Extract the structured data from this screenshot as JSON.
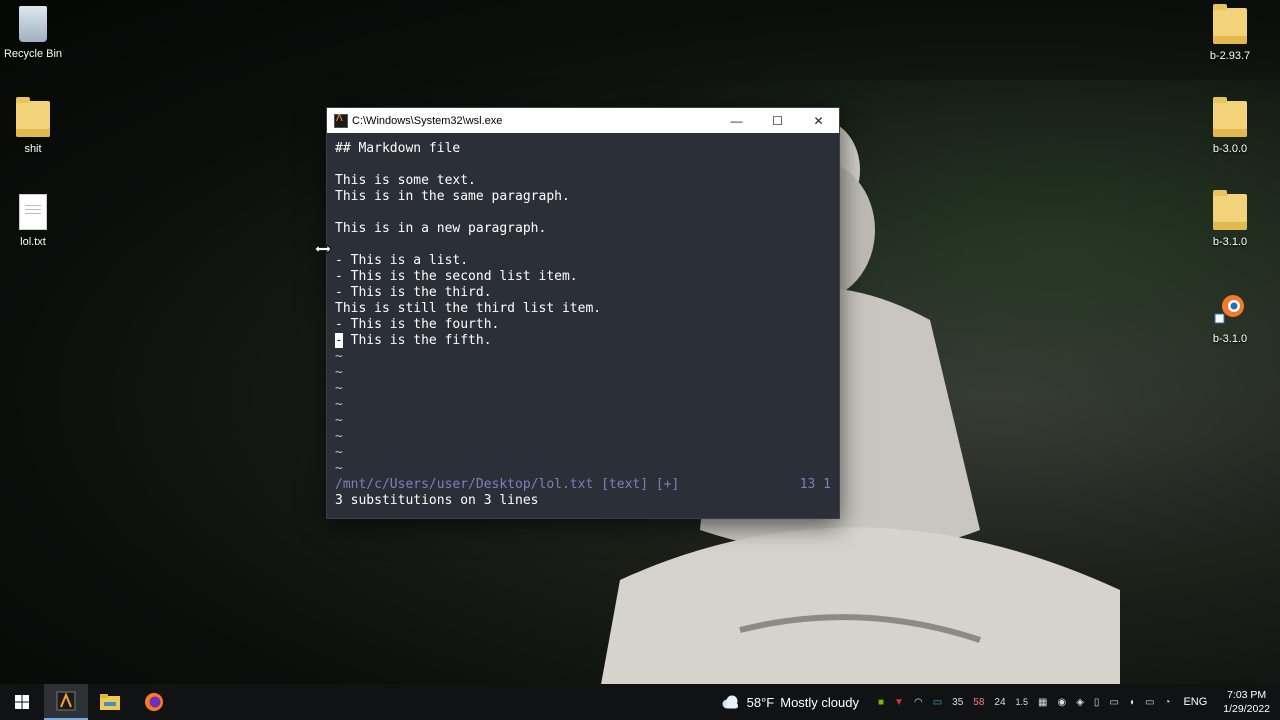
{
  "desktop": {
    "left_icons": [
      {
        "label": "Recycle Bin",
        "icon": "recycle-bin-icon"
      },
      {
        "label": "shit",
        "icon": "folder-icon"
      },
      {
        "label": "lol.txt",
        "icon": "text-file-icon"
      }
    ],
    "right_icons": [
      {
        "label": "b-2.93.7",
        "icon": "folder-icon"
      },
      {
        "label": "b-3.0.0",
        "icon": "folder-icon"
      },
      {
        "label": "b-3.1.0",
        "icon": "folder-icon"
      },
      {
        "label": "b-3.1.0",
        "icon": "blender-shortcut-icon"
      }
    ]
  },
  "window": {
    "title": "C:\\Windows\\System32\\wsl.exe",
    "buttons": {
      "minimize": "—",
      "maximize": "☐",
      "close": "✕"
    }
  },
  "editor": {
    "lines": [
      "## Markdown file",
      "",
      "This is some text.",
      "This is in the same paragraph.",
      "",
      "This is in a new paragraph.",
      "",
      "- This is a list.",
      "- This is the second list item.",
      "- This is the third.",
      "This is still the third list item.",
      "- This is the fourth.",
      "- This is the fifth."
    ],
    "cursor_char": "-",
    "cursor_rest": " This is the fifth.",
    "tilde": "~",
    "status_file": "/mnt/c/Users/user/Desktop/lol.txt [text] [+]",
    "status_pos": "13 1",
    "message": "3 substitutions on 3 lines"
  },
  "taskbar": {
    "weather_temp": "58°F",
    "weather_desc": "Mostly cloudy",
    "tray_values": [
      "35",
      "58",
      "24",
      "1.5"
    ],
    "language": "ENG",
    "time": "7:03 PM",
    "date": "1/29/2022"
  },
  "colors": {
    "terminal_bg": "#2b2f38",
    "status_fg": "#7d7fb8",
    "taskbar_bg": "#101214"
  }
}
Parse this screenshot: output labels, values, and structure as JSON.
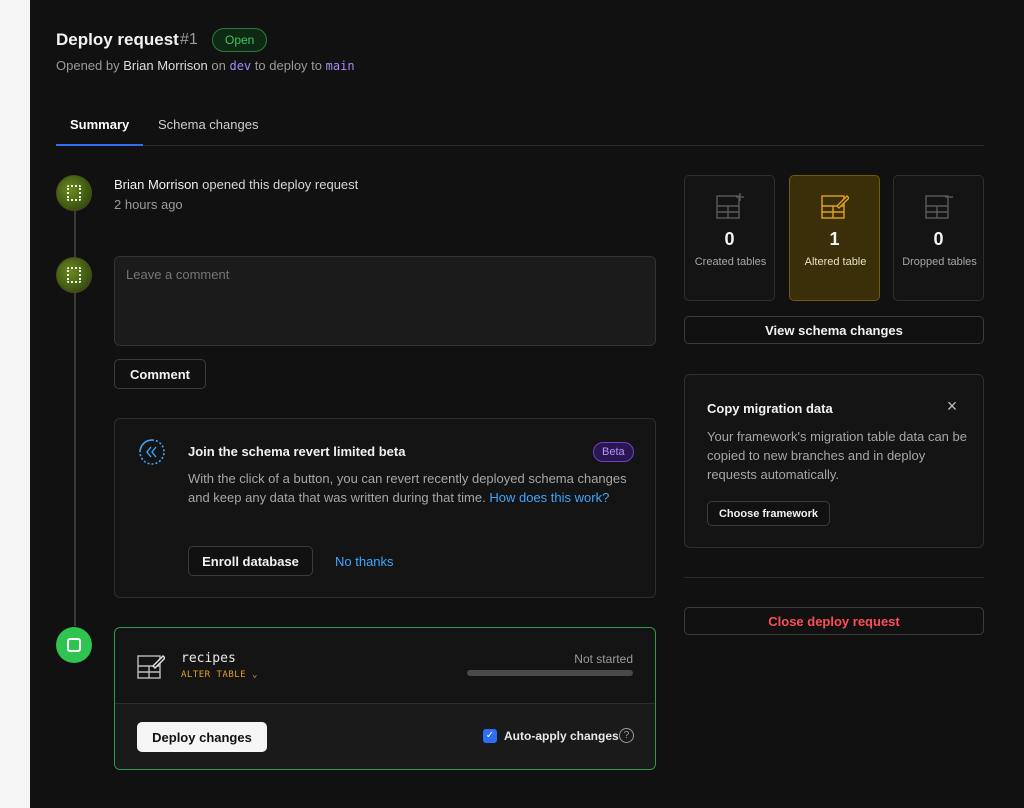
{
  "header": {
    "title": "Deploy request",
    "number": "#1",
    "status": "Open",
    "subtitle_prefix": "Opened by",
    "author": "Brian Morrison",
    "subtitle_on": "on",
    "source_branch": "dev",
    "subtitle_to": "to deploy to",
    "target_branch": "main"
  },
  "tabs": [
    {
      "label": "Summary",
      "active": true
    },
    {
      "label": "Schema changes",
      "active": false
    }
  ],
  "timeline": {
    "event_author": "Brian Morrison",
    "event_action": "opened this deploy request",
    "event_time": "2 hours ago",
    "comment_placeholder": "Leave a comment",
    "comment_button": "Comment"
  },
  "beta_card": {
    "title": "Join the schema revert limited beta",
    "badge": "Beta",
    "description": "With the click of a button, you can revert recently deployed schema changes and keep any data that was written during that time.",
    "link": "How does this work?",
    "enroll_button": "Enroll database",
    "decline_link": "No thanks",
    "icon": "revert-icon"
  },
  "deploy_card": {
    "table_name": "recipes",
    "operation": "ALTER TABLE",
    "status": "Not started",
    "progress": 0,
    "deploy_button": "Deploy changes",
    "auto_apply_label": "Auto-apply changes",
    "auto_apply_checked": true,
    "help_icon": "?",
    "accent": "#2ec44f"
  },
  "stats": [
    {
      "count": "0",
      "label": "Created tables",
      "icon": "table-add-icon"
    },
    {
      "count": "1",
      "label": "Altered table",
      "icon": "table-edit-icon",
      "highlight": true
    },
    {
      "count": "0",
      "label": "Dropped tables",
      "icon": "table-remove-icon"
    }
  ],
  "sidebar": {
    "view_schema_button": "View schema changes",
    "copy_card": {
      "title": "Copy migration data",
      "description": "Your framework's migration table data can be copied to new branches and in deploy requests automatically.",
      "button": "Choose framework"
    },
    "close_button": "Close deploy request"
  },
  "colors": {
    "background": "#111111",
    "accent_blue": "#2f6df6",
    "link_blue": "#3ea6ff",
    "success_green": "#2ec44f",
    "danger_red": "#ff4d57",
    "highlight_amber": "#3a2f08"
  }
}
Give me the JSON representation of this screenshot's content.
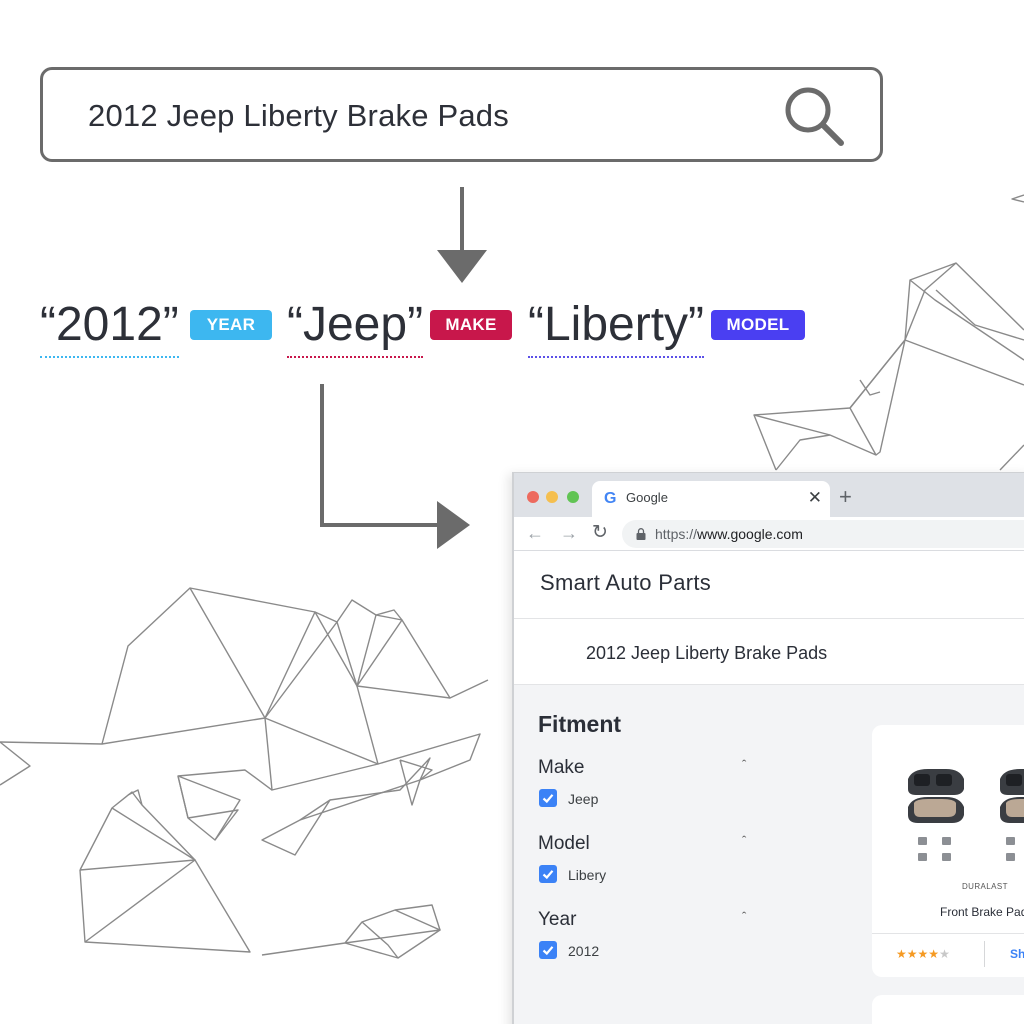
{
  "search": {
    "query": "2012 Jeep Liberty Brake Pads"
  },
  "tokens": [
    {
      "text": "“2012”",
      "badge": "YEAR"
    },
    {
      "text": "“Jeep”",
      "badge": "MAKE"
    },
    {
      "text": "“Liberty”",
      "badge": "MODEL"
    }
  ],
  "colors": {
    "year": "#3db7f0",
    "make": "#c8174b",
    "model": "#4a3ff2"
  },
  "browser": {
    "tab_title": "Google",
    "tab_icon": "G",
    "url_prefix": "https://",
    "url_host": "www.google.com"
  },
  "site": {
    "title": "Smart Auto Parts",
    "query": "2012 Jeep Liberty Brake Pads"
  },
  "fitment": {
    "title": "Fitment",
    "facets": [
      {
        "label": "Make",
        "value": "Jeep"
      },
      {
        "label": "Model",
        "value": "Libery"
      },
      {
        "label": "Year",
        "value": "2012"
      }
    ]
  },
  "product": {
    "brand": "DURALAST",
    "name": "Front Brake Pad",
    "rating": 4,
    "rating_max": 5,
    "link": "Sh"
  }
}
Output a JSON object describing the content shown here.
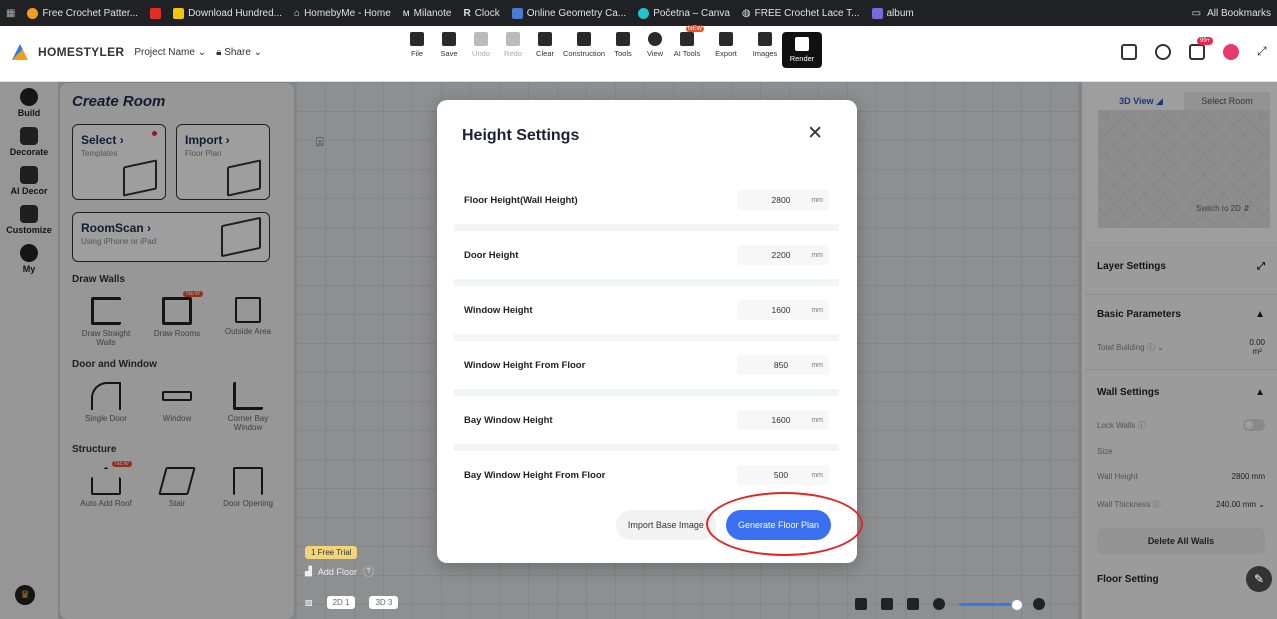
{
  "bookmarks": {
    "items": [
      {
        "label": "Free Crochet Patter...",
        "color": "#f0a020"
      },
      {
        "label": "",
        "color": "#e52d27"
      },
      {
        "label": "Download Hundred...",
        "color": "#f1c40f"
      },
      {
        "label": "HomebyMe - Home",
        "color": "#dfe1e5"
      },
      {
        "label": "Milanote",
        "color": "#dfe1e5"
      },
      {
        "label": "Clock",
        "color": "#dfe1e5"
      },
      {
        "label": "Online Geometry Ca...",
        "color": "#4a7bd0"
      },
      {
        "label": "Početna – Canva",
        "color": "#20c4cb"
      },
      {
        "label": "FREE Crochet Lace T...",
        "color": "#dfe1e5"
      },
      {
        "label": "album",
        "color": "#7a6ad8"
      }
    ],
    "all_label": "All Bookmarks"
  },
  "app": {
    "brand": "HOMESTYLER",
    "project_name": "Project Name",
    "share": "Share"
  },
  "toolbar": {
    "items": [
      "File",
      "Save",
      "Undo",
      "Redo",
      "Clear",
      "Construction",
      "Tools",
      "View",
      "AI Tools",
      "Export",
      "Images"
    ],
    "render": "Render",
    "new_tag": "NEW",
    "mail_badge": "99+"
  },
  "rail": {
    "items": [
      "Build",
      "Decorate",
      "AI Decor",
      "Customize",
      "My"
    ]
  },
  "create_room": {
    "title": "Create Room",
    "select": {
      "title": "Select",
      "sub": "Templates"
    },
    "import": {
      "title": "Import",
      "sub": "Floor Plan"
    },
    "roomscan": {
      "title": "RoomScan",
      "sub": "Using iPhone or iPad"
    },
    "draw_walls": {
      "heading": "Draw Walls",
      "tools": [
        "Draw Straight Walls",
        "Draw Rooms",
        "Outside Area"
      ]
    },
    "door_window": {
      "heading": "Door and Window",
      "tools": [
        "Single Door",
        "Window",
        "Corner Bay Window"
      ]
    },
    "structure": {
      "heading": "Structure",
      "tools": [
        "Auto Add Roof",
        "Stair",
        "Door Opening"
      ]
    },
    "new_tag": "NEW"
  },
  "canvas": {
    "trial": "1 Free Trial",
    "add_floor": "Add Floor",
    "help": "?",
    "view2d": "2D 1",
    "view3d": "3D 3"
  },
  "right_panel": {
    "tab_3d": "3D View",
    "tab_select": "Select Room",
    "switch_2d": "Switch to 2D",
    "layer_settings": "Layer Settings",
    "basic_parameters": "Basic Parameters",
    "total_building": "Total Building",
    "total_value": "0.00",
    "total_unit": "m²",
    "wall_settings": "Wall Settings",
    "lock_walls": "Lock Walls",
    "size": "Size",
    "wall_height": "Wall Height",
    "wall_height_value": "2800",
    "wall_height_unit": "mm",
    "wall_thickness": "Wall Thickness",
    "wall_thickness_value": "240.00",
    "wall_thickness_unit": "mm",
    "delete_all": "Delete All Walls",
    "floor_setting": "Floor Setting"
  },
  "modal": {
    "title": "Height Settings",
    "close": "✕",
    "rows": [
      {
        "label": "Floor Height(Wall Height)",
        "value": "2800",
        "unit": "mm"
      },
      {
        "label": "Door Height",
        "value": "2200",
        "unit": "mm"
      },
      {
        "label": "Window Height",
        "value": "1600",
        "unit": "mm"
      },
      {
        "label": "Window Height From Floor",
        "value": "850",
        "unit": "mm"
      },
      {
        "label": "Bay Window Height",
        "value": "1600",
        "unit": "mm"
      },
      {
        "label": "Bay Window Height From Floor",
        "value": "500",
        "unit": "mm"
      }
    ],
    "import_label": "Import Base Image",
    "generate_label": "Generate Floor Plan"
  },
  "colors": {
    "accent": "#3b6ff2",
    "highlight": "#e0262a",
    "new_tag": "#e8502a"
  }
}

**GOAL**
Identify the lines above that contain the word "text", then copy them.

**FULL SOLUTION**
        "icon": "text-file-icon"
      "This is some text.",
    "status_file": "/mnt/c/Users/user/Desktop/lol.txt [text] [+]",
      "text": "“2012”",
      "text": "“Jeep”",
      "text": "“Liberty”",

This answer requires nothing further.